— Task to complete —
Look for "content" in each line of the entries, and return the matching lines.

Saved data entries
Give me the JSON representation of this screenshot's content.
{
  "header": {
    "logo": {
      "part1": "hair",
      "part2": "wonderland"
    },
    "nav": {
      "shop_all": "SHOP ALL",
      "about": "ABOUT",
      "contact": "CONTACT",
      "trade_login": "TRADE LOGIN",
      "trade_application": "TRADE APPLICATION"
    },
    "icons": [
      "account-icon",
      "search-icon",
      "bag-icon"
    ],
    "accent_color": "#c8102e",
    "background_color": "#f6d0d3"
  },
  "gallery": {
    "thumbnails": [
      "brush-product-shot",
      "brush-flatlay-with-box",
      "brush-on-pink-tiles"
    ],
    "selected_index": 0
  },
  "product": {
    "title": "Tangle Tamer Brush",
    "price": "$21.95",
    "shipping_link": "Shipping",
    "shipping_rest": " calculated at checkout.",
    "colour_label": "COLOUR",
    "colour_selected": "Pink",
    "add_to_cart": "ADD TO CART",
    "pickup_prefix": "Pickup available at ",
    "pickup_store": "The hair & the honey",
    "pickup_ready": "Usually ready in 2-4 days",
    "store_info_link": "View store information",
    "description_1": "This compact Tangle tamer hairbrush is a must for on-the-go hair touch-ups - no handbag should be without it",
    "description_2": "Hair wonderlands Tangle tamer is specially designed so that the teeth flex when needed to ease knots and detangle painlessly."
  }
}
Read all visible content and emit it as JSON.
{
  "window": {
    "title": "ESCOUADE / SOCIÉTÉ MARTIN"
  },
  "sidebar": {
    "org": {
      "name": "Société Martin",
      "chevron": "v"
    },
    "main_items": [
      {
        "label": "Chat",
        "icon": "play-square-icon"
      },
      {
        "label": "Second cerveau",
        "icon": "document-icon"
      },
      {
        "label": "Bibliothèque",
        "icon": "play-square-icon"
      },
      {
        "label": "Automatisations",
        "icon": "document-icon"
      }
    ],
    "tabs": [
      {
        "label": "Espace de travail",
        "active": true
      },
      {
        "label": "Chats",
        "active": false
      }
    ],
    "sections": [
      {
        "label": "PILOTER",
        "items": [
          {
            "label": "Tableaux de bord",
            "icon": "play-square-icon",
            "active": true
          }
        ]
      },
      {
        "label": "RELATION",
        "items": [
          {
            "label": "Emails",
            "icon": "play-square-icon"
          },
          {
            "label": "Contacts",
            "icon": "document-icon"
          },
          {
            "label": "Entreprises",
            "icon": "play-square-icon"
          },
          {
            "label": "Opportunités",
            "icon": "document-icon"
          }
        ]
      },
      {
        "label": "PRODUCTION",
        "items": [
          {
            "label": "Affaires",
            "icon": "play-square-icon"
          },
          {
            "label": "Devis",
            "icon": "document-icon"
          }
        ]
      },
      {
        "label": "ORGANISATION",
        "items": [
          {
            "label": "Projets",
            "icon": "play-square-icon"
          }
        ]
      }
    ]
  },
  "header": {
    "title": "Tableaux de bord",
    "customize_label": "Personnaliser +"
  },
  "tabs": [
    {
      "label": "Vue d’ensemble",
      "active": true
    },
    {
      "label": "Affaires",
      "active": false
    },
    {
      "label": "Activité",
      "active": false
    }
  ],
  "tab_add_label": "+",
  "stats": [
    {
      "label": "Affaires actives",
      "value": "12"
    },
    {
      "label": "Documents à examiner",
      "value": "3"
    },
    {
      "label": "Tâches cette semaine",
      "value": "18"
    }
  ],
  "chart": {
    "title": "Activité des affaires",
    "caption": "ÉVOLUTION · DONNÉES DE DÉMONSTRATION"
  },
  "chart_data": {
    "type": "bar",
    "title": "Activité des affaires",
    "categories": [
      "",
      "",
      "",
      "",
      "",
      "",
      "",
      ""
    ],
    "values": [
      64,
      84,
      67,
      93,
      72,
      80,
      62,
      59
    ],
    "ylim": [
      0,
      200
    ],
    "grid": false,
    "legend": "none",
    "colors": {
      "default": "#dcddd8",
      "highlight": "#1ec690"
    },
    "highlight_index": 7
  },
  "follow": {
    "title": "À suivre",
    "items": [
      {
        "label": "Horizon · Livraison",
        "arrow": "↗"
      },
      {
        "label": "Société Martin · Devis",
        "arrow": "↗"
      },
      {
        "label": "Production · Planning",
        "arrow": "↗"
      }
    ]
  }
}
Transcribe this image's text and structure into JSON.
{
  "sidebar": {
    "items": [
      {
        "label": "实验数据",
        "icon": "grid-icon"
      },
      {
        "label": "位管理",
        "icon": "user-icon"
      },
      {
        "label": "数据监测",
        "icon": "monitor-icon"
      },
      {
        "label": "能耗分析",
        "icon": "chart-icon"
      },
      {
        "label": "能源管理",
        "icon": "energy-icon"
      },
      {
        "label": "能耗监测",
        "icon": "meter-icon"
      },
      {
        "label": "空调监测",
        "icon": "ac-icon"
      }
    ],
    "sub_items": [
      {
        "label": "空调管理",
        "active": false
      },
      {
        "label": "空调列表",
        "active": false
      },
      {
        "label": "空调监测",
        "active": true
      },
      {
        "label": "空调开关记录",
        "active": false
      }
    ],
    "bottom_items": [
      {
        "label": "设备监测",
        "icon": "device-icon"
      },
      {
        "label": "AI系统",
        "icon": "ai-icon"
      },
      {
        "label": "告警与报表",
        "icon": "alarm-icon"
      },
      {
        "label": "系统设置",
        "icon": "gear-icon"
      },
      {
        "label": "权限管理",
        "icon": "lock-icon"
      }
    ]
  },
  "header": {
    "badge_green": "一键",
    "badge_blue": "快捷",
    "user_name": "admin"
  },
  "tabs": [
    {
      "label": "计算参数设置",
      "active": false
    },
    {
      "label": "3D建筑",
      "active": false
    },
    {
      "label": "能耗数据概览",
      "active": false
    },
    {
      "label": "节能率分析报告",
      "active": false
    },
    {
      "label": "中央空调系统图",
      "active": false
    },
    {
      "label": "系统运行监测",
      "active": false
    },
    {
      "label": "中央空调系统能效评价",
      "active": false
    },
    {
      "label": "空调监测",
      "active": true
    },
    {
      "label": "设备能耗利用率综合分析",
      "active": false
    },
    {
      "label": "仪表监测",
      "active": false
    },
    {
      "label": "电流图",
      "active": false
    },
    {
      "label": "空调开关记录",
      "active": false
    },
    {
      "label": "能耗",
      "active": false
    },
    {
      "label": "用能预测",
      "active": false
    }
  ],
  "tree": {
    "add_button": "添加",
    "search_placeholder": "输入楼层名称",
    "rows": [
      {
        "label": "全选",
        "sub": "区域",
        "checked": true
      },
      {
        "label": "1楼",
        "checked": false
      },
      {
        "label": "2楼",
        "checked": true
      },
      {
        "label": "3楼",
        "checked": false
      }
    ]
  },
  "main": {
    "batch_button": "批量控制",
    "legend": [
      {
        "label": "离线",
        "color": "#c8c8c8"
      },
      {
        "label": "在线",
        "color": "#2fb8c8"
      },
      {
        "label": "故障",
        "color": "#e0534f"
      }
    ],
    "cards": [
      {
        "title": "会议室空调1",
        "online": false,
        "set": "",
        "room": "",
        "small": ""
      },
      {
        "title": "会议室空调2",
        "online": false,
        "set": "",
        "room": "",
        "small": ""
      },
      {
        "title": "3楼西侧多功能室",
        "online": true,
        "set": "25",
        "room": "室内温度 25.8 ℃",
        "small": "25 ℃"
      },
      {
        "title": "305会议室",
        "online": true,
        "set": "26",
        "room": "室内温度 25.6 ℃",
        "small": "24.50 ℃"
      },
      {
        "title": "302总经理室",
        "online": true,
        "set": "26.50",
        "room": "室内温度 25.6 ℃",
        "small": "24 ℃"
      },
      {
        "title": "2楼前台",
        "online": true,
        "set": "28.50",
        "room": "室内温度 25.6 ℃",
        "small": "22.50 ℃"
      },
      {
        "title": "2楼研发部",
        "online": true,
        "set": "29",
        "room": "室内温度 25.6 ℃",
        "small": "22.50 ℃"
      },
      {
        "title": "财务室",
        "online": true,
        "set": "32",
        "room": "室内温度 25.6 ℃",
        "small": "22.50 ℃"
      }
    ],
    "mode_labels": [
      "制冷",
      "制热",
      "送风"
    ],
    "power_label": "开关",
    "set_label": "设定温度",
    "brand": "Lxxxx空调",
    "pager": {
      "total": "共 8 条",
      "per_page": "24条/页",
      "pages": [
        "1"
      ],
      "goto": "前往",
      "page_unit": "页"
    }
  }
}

— Answer to this task —
Give me the JSON representation of this screenshot's content.
Read all visible content and emit it as JSON.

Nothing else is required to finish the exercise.